* _EXERCISE_: Scan the lines below for "JSON"; report the number of lines that contain it, and only that.

* _DATA FOR THE TASK_:

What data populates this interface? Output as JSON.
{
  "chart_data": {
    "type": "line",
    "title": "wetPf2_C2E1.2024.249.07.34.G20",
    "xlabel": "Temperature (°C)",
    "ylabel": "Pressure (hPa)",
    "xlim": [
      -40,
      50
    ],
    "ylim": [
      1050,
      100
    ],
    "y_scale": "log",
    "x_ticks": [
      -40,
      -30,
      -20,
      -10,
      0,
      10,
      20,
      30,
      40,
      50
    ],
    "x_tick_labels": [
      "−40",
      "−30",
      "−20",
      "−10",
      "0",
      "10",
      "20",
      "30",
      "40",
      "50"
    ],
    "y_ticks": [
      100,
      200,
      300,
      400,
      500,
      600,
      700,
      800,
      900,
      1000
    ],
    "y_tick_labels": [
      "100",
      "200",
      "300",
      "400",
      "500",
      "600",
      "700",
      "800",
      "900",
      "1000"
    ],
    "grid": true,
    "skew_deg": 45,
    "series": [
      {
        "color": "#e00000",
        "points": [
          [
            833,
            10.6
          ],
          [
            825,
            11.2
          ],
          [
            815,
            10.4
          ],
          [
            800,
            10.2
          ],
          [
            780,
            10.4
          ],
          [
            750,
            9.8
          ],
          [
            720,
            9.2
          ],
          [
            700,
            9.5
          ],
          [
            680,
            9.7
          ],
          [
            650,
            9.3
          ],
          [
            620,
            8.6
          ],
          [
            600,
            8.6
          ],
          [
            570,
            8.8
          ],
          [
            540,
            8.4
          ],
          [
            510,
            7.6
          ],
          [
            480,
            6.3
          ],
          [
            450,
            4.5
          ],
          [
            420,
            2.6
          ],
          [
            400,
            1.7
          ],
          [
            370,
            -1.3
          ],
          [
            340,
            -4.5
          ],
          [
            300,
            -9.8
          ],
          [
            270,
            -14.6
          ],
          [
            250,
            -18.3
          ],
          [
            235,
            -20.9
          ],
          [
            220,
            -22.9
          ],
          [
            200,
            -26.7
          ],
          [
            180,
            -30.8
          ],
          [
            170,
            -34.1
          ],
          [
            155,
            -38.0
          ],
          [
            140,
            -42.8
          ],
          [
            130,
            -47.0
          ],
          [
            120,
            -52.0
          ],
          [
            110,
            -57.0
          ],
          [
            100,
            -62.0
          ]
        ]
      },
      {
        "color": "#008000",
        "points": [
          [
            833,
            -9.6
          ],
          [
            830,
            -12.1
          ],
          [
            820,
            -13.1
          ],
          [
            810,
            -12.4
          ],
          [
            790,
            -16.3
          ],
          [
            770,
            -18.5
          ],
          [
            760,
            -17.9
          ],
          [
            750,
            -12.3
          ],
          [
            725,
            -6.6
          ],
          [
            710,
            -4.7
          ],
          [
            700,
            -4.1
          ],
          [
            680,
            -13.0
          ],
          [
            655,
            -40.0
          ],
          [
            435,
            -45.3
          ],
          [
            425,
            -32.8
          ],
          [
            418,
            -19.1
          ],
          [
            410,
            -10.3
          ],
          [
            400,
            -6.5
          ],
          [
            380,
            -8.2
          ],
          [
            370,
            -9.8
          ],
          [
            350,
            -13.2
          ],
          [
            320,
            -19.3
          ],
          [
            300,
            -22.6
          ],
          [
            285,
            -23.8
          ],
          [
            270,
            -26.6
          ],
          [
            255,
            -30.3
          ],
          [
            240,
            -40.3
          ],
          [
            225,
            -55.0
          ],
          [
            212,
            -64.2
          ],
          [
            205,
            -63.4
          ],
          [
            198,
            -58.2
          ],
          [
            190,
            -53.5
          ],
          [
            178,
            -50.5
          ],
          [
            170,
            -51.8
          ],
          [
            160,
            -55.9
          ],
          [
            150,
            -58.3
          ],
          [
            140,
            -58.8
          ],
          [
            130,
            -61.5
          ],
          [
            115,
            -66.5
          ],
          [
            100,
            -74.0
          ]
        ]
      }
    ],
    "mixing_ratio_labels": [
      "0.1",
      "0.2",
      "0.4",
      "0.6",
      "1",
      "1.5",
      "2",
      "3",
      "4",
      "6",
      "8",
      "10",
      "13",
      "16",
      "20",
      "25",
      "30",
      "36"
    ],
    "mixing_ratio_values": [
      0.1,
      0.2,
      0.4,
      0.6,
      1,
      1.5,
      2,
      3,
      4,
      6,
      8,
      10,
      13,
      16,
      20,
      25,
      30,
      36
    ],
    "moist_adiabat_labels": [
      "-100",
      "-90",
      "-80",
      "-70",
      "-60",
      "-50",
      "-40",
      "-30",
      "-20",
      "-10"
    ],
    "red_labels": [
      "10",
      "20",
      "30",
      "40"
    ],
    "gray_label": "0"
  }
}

==

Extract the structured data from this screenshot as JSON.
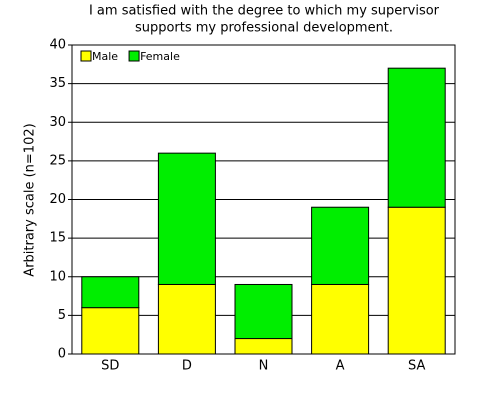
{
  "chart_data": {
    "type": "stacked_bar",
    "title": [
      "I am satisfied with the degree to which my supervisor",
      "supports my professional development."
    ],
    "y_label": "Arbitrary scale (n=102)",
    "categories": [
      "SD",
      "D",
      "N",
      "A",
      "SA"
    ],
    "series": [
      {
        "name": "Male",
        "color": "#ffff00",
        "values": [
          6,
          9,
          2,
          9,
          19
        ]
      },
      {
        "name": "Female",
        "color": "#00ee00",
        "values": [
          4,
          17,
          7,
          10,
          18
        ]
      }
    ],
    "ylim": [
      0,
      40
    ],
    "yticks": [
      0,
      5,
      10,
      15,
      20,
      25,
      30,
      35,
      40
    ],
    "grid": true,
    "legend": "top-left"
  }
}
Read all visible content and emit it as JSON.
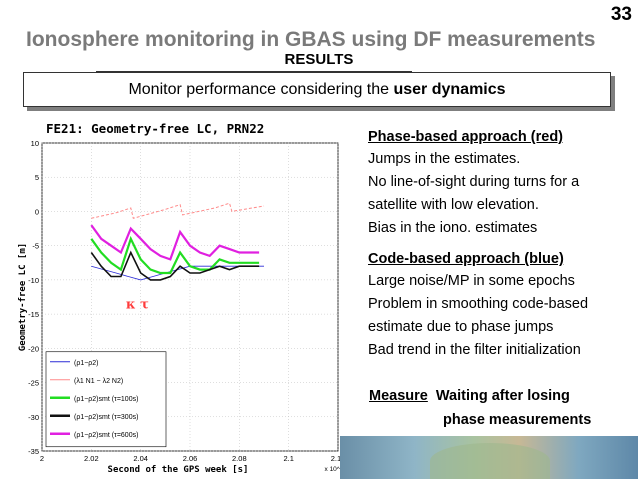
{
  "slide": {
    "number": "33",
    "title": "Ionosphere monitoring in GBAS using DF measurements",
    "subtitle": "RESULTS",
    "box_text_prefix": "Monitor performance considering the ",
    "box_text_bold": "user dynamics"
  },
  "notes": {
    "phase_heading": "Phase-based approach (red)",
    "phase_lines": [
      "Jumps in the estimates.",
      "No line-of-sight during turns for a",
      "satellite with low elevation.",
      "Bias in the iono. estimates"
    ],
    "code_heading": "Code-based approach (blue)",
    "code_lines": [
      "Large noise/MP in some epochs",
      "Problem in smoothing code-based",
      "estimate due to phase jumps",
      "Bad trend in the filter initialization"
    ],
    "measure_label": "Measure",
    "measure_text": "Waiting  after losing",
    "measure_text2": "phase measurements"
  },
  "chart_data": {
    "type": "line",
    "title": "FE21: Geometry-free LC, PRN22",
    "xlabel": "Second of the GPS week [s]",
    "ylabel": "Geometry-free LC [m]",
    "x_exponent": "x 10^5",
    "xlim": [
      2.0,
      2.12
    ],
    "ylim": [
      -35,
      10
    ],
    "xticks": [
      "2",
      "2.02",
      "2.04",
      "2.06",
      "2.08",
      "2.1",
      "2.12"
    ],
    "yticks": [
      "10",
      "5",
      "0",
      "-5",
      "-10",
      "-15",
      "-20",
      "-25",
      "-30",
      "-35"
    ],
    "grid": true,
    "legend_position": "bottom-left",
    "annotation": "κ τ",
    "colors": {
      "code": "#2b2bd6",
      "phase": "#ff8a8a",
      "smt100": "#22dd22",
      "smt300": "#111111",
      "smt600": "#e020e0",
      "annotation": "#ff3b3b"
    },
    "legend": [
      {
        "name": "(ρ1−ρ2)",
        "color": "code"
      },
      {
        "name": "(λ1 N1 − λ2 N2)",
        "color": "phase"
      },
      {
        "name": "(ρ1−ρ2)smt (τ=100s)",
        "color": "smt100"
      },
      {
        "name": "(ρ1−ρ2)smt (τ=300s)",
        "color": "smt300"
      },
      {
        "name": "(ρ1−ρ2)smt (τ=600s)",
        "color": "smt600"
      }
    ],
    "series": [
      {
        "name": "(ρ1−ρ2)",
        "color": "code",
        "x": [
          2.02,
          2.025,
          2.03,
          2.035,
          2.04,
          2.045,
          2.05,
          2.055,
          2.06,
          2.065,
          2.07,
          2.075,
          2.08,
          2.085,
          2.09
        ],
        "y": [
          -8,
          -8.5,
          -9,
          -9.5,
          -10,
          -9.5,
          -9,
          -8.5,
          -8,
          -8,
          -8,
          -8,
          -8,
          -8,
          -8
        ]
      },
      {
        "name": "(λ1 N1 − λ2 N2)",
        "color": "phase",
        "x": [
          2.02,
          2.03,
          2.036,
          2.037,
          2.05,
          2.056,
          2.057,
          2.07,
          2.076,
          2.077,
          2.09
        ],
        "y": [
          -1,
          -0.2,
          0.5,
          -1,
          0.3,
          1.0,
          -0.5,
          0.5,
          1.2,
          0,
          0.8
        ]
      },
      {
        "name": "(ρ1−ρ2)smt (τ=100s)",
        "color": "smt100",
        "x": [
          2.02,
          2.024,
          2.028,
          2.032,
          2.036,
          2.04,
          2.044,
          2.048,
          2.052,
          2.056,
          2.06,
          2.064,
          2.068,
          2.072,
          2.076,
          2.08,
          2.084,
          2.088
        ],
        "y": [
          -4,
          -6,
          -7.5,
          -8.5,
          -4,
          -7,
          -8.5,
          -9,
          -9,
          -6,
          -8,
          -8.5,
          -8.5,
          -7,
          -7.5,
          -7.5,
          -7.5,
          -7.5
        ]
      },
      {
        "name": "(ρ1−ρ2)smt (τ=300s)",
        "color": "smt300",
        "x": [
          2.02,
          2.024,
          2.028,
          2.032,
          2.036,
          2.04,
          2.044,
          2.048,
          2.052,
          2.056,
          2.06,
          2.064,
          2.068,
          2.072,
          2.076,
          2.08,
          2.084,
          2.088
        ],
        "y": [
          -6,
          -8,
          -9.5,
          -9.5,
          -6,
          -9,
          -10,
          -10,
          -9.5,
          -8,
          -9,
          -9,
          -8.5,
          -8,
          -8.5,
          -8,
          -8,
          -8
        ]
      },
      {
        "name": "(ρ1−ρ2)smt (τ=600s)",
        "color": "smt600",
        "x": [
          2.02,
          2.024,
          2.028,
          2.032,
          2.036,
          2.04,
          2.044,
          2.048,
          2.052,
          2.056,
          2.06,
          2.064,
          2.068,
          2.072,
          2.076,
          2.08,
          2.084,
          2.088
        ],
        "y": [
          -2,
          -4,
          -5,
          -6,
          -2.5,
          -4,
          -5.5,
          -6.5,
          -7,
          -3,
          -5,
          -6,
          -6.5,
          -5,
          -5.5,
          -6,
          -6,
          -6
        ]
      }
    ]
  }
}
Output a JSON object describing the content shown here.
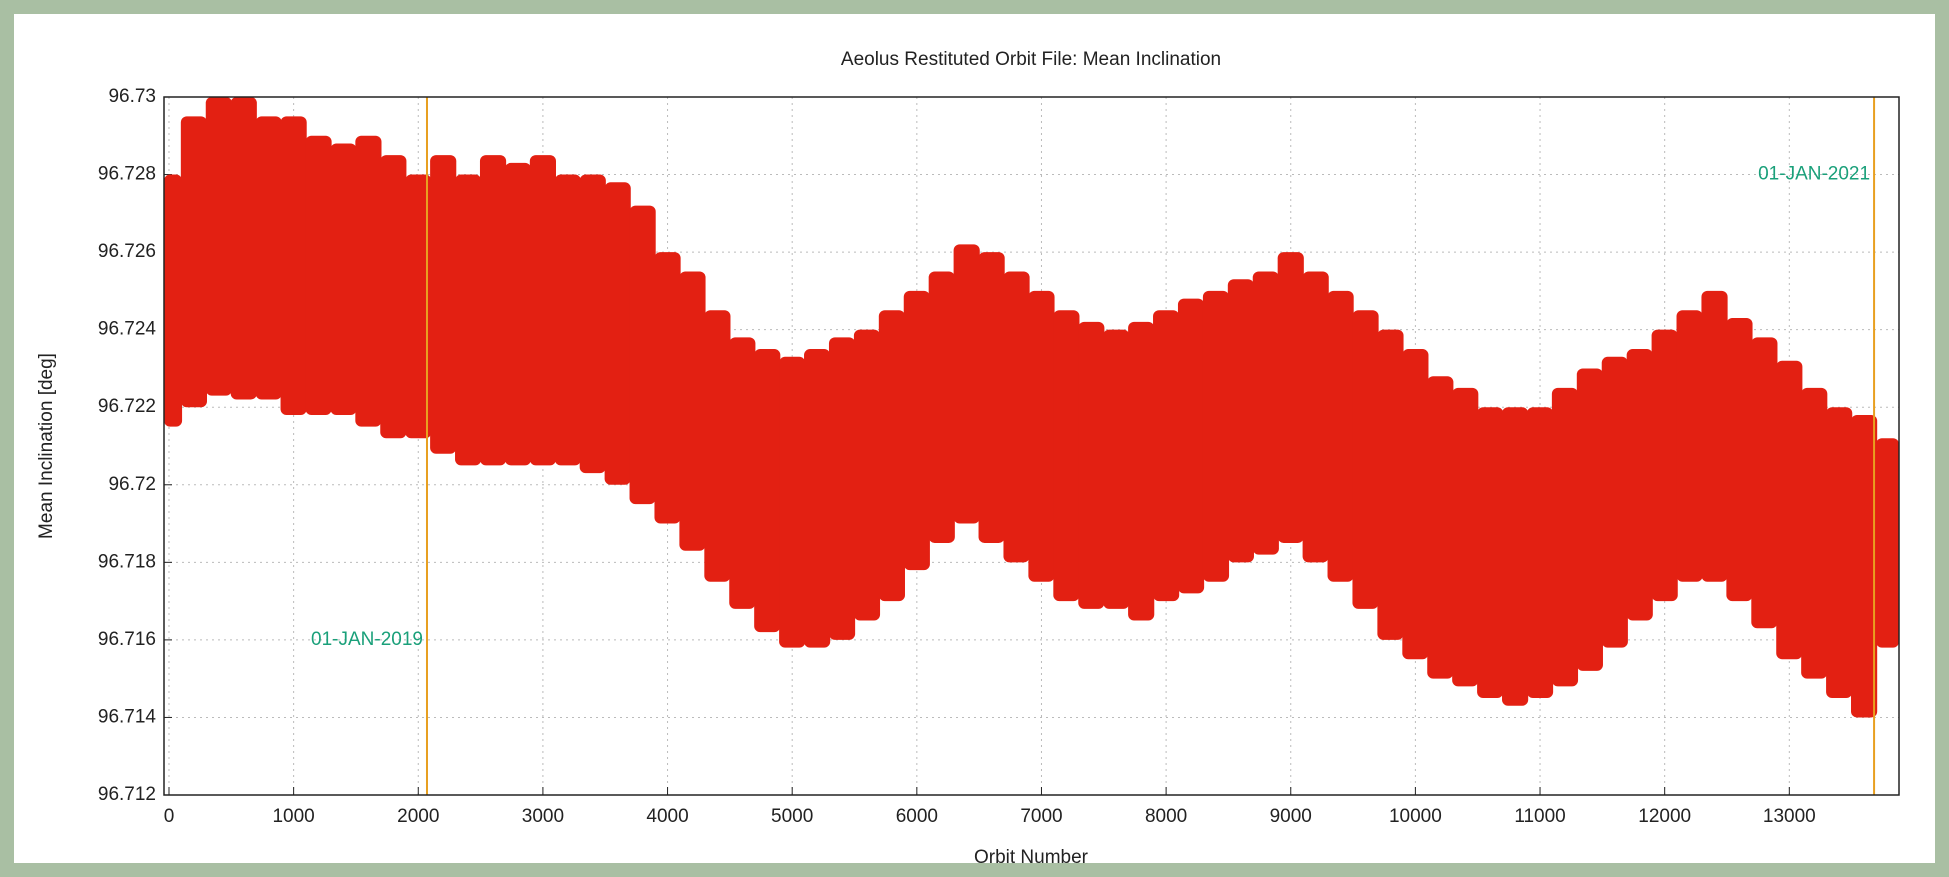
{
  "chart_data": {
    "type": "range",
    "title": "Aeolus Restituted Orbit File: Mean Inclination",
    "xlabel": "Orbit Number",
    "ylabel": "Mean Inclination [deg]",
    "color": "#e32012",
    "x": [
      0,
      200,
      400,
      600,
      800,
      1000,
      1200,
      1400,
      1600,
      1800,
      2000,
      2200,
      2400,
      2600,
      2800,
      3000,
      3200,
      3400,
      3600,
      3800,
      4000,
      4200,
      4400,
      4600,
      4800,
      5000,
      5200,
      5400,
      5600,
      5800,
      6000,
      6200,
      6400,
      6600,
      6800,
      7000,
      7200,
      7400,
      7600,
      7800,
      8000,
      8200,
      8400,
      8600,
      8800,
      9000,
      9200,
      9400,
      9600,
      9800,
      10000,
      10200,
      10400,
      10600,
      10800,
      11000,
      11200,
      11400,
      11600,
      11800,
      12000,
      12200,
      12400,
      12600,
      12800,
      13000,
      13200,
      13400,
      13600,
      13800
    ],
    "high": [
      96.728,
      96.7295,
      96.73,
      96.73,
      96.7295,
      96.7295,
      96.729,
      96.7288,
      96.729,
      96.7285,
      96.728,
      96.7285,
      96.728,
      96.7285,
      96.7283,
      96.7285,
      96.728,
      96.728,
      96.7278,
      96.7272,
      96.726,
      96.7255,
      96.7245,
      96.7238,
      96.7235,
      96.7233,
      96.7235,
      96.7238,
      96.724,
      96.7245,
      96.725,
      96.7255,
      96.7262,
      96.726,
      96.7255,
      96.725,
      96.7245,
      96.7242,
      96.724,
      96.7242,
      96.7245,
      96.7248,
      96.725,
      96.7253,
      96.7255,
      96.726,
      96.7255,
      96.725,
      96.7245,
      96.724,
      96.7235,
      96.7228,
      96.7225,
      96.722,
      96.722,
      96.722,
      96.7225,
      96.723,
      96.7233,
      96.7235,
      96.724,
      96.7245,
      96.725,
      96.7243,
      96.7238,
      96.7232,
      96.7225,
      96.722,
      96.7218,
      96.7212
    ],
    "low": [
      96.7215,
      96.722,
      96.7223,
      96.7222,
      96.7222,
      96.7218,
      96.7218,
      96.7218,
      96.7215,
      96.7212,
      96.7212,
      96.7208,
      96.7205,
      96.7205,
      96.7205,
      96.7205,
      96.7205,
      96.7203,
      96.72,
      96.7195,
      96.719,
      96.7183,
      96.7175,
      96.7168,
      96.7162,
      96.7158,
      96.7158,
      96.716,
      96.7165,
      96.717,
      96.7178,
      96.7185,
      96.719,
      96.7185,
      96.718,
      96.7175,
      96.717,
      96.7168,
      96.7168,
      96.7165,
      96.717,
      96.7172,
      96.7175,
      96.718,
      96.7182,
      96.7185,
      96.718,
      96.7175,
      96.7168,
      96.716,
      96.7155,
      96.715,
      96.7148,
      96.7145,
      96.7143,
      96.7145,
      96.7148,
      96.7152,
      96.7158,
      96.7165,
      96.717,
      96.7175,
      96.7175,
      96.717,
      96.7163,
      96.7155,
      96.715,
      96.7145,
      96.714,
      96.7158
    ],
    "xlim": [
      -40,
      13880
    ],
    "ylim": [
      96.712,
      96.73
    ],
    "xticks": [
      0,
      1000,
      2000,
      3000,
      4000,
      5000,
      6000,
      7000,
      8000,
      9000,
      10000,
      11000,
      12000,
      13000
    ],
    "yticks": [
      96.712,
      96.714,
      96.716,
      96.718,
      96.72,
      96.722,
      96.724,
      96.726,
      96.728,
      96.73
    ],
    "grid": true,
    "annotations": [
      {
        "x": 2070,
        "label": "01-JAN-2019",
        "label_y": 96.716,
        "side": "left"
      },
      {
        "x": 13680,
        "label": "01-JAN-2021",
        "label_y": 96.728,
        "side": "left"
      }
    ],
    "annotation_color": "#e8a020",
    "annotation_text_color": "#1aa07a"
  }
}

* _COMPLETED TASK_: 4